──────── Exercise inputs ────────
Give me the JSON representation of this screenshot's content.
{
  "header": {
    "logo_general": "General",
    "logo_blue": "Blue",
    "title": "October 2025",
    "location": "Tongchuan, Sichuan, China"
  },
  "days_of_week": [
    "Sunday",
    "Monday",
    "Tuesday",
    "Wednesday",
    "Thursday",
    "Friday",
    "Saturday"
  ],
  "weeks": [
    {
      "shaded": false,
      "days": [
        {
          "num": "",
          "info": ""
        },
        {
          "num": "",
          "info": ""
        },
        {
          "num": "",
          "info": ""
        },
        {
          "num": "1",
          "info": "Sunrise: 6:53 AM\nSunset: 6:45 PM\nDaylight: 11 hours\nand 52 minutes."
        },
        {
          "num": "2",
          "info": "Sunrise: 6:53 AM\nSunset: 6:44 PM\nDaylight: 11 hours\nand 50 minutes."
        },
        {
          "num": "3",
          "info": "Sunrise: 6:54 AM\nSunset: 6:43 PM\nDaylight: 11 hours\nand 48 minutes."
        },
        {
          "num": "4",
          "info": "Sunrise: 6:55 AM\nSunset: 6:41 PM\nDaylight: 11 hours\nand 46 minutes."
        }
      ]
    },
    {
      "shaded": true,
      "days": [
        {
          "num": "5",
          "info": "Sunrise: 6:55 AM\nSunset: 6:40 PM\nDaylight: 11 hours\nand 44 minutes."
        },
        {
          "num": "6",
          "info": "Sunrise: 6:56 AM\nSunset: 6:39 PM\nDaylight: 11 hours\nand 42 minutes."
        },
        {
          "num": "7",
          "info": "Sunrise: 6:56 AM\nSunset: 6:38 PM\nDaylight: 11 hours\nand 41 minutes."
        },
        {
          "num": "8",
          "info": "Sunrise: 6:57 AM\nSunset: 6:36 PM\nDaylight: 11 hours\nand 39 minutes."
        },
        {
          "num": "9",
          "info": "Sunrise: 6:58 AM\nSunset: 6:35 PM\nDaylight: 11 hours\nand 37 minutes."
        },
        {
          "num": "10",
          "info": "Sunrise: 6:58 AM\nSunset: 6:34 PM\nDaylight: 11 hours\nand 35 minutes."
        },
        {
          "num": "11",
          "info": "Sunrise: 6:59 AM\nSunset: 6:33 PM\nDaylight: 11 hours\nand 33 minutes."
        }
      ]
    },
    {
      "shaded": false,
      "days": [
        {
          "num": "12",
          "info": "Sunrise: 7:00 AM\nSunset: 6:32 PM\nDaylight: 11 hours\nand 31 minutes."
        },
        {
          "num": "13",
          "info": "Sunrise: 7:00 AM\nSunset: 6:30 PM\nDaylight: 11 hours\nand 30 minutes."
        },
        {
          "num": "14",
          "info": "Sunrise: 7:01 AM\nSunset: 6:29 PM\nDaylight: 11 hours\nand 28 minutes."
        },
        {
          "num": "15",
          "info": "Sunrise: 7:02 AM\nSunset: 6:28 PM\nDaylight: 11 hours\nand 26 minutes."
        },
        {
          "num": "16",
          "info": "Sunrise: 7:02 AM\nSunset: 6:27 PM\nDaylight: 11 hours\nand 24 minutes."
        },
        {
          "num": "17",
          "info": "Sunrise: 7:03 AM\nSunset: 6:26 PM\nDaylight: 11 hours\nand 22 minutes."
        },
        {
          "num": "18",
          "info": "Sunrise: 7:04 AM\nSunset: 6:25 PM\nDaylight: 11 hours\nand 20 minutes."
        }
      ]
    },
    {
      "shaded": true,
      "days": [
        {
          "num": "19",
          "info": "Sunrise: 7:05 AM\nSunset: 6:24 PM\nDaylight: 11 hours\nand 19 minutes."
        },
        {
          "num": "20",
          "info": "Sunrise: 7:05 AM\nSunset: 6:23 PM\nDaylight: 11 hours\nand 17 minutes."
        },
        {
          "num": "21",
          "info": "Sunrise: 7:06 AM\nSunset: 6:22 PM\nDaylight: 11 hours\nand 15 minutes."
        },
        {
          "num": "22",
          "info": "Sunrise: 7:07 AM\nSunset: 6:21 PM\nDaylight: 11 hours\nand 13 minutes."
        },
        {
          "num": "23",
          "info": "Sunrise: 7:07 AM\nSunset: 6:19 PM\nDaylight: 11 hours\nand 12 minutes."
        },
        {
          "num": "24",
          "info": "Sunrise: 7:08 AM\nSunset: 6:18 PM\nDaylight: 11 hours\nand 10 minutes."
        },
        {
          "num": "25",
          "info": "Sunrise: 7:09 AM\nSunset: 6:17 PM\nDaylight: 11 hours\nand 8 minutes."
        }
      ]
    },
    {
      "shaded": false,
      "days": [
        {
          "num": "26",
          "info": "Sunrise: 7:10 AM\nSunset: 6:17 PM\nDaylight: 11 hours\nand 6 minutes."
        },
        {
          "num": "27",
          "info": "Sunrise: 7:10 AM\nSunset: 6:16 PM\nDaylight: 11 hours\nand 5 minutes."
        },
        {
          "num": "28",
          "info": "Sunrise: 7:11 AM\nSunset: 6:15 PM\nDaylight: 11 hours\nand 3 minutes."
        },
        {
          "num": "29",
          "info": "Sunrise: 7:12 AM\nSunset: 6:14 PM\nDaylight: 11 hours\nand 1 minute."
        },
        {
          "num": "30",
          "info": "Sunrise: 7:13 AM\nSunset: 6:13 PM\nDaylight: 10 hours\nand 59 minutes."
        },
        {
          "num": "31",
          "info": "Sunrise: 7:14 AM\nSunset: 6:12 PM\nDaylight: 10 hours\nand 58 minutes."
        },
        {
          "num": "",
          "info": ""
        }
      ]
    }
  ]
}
────────
* [Exercise brief]
Restate the listing above word for word.

* [Response]
Give me the JSON representation of this screenshot's content.
{
  "header": {
    "logo_general": "General",
    "logo_blue": "Blue",
    "title": "October 2025",
    "location": "Tongchuan, Sichuan, China"
  },
  "days_of_week": [
    "Sunday",
    "Monday",
    "Tuesday",
    "Wednesday",
    "Thursday",
    "Friday",
    "Saturday"
  ],
  "weeks": [
    {
      "shaded": false,
      "days": [
        {
          "num": "",
          "info": ""
        },
        {
          "num": "",
          "info": ""
        },
        {
          "num": "",
          "info": ""
        },
        {
          "num": "1",
          "info": "Sunrise: 6:53 AM\nSunset: 6:45 PM\nDaylight: 11 hours\nand 52 minutes."
        },
        {
          "num": "2",
          "info": "Sunrise: 6:53 AM\nSunset: 6:44 PM\nDaylight: 11 hours\nand 50 minutes."
        },
        {
          "num": "3",
          "info": "Sunrise: 6:54 AM\nSunset: 6:43 PM\nDaylight: 11 hours\nand 48 minutes."
        },
        {
          "num": "4",
          "info": "Sunrise: 6:55 AM\nSunset: 6:41 PM\nDaylight: 11 hours\nand 46 minutes."
        }
      ]
    },
    {
      "shaded": true,
      "days": [
        {
          "num": "5",
          "info": "Sunrise: 6:55 AM\nSunset: 6:40 PM\nDaylight: 11 hours\nand 44 minutes."
        },
        {
          "num": "6",
          "info": "Sunrise: 6:56 AM\nSunset: 6:39 PM\nDaylight: 11 hours\nand 42 minutes."
        },
        {
          "num": "7",
          "info": "Sunrise: 6:56 AM\nSunset: 6:38 PM\nDaylight: 11 hours\nand 41 minutes."
        },
        {
          "num": "8",
          "info": "Sunrise: 6:57 AM\nSunset: 6:36 PM\nDaylight: 11 hours\nand 39 minutes."
        },
        {
          "num": "9",
          "info": "Sunrise: 6:58 AM\nSunset: 6:35 PM\nDaylight: 11 hours\nand 37 minutes."
        },
        {
          "num": "10",
          "info": "Sunrise: 6:58 AM\nSunset: 6:34 PM\nDaylight: 11 hours\nand 35 minutes."
        },
        {
          "num": "11",
          "info": "Sunrise: 6:59 AM\nSunset: 6:33 PM\nDaylight: 11 hours\nand 33 minutes."
        }
      ]
    },
    {
      "shaded": false,
      "days": [
        {
          "num": "12",
          "info": "Sunrise: 7:00 AM\nSunset: 6:32 PM\nDaylight: 11 hours\nand 31 minutes."
        },
        {
          "num": "13",
          "info": "Sunrise: 7:00 AM\nSunset: 6:30 PM\nDaylight: 11 hours\nand 30 minutes."
        },
        {
          "num": "14",
          "info": "Sunrise: 7:01 AM\nSunset: 6:29 PM\nDaylight: 11 hours\nand 28 minutes."
        },
        {
          "num": "15",
          "info": "Sunrise: 7:02 AM\nSunset: 6:28 PM\nDaylight: 11 hours\nand 26 minutes."
        },
        {
          "num": "16",
          "info": "Sunrise: 7:02 AM\nSunset: 6:27 PM\nDaylight: 11 hours\nand 24 minutes."
        },
        {
          "num": "17",
          "info": "Sunrise: 7:03 AM\nSunset: 6:26 PM\nDaylight: 11 hours\nand 22 minutes."
        },
        {
          "num": "18",
          "info": "Sunrise: 7:04 AM\nSunset: 6:25 PM\nDaylight: 11 hours\nand 20 minutes."
        }
      ]
    },
    {
      "shaded": true,
      "days": [
        {
          "num": "19",
          "info": "Sunrise: 7:05 AM\nSunset: 6:24 PM\nDaylight: 11 hours\nand 19 minutes."
        },
        {
          "num": "20",
          "info": "Sunrise: 7:05 AM\nSunset: 6:23 PM\nDaylight: 11 hours\nand 17 minutes."
        },
        {
          "num": "21",
          "info": "Sunrise: 7:06 AM\nSunset: 6:22 PM\nDaylight: 11 hours\nand 15 minutes."
        },
        {
          "num": "22",
          "info": "Sunrise: 7:07 AM\nSunset: 6:21 PM\nDaylight: 11 hours\nand 13 minutes."
        },
        {
          "num": "23",
          "info": "Sunrise: 7:07 AM\nSunset: 6:19 PM\nDaylight: 11 hours\nand 12 minutes."
        },
        {
          "num": "24",
          "info": "Sunrise: 7:08 AM\nSunset: 6:18 PM\nDaylight: 11 hours\nand 10 minutes."
        },
        {
          "num": "25",
          "info": "Sunrise: 7:09 AM\nSunset: 6:17 PM\nDaylight: 11 hours\nand 8 minutes."
        }
      ]
    },
    {
      "shaded": false,
      "days": [
        {
          "num": "26",
          "info": "Sunrise: 7:10 AM\nSunset: 6:17 PM\nDaylight: 11 hours\nand 6 minutes."
        },
        {
          "num": "27",
          "info": "Sunrise: 7:10 AM\nSunset: 6:16 PM\nDaylight: 11 hours\nand 5 minutes."
        },
        {
          "num": "28",
          "info": "Sunrise: 7:11 AM\nSunset: 6:15 PM\nDaylight: 11 hours\nand 3 minutes."
        },
        {
          "num": "29",
          "info": "Sunrise: 7:12 AM\nSunset: 6:14 PM\nDaylight: 11 hours\nand 1 minute."
        },
        {
          "num": "30",
          "info": "Sunrise: 7:13 AM\nSunset: 6:13 PM\nDaylight: 10 hours\nand 59 minutes."
        },
        {
          "num": "31",
          "info": "Sunrise: 7:14 AM\nSunset: 6:12 PM\nDaylight: 10 hours\nand 58 minutes."
        },
        {
          "num": "",
          "info": ""
        }
      ]
    }
  ]
}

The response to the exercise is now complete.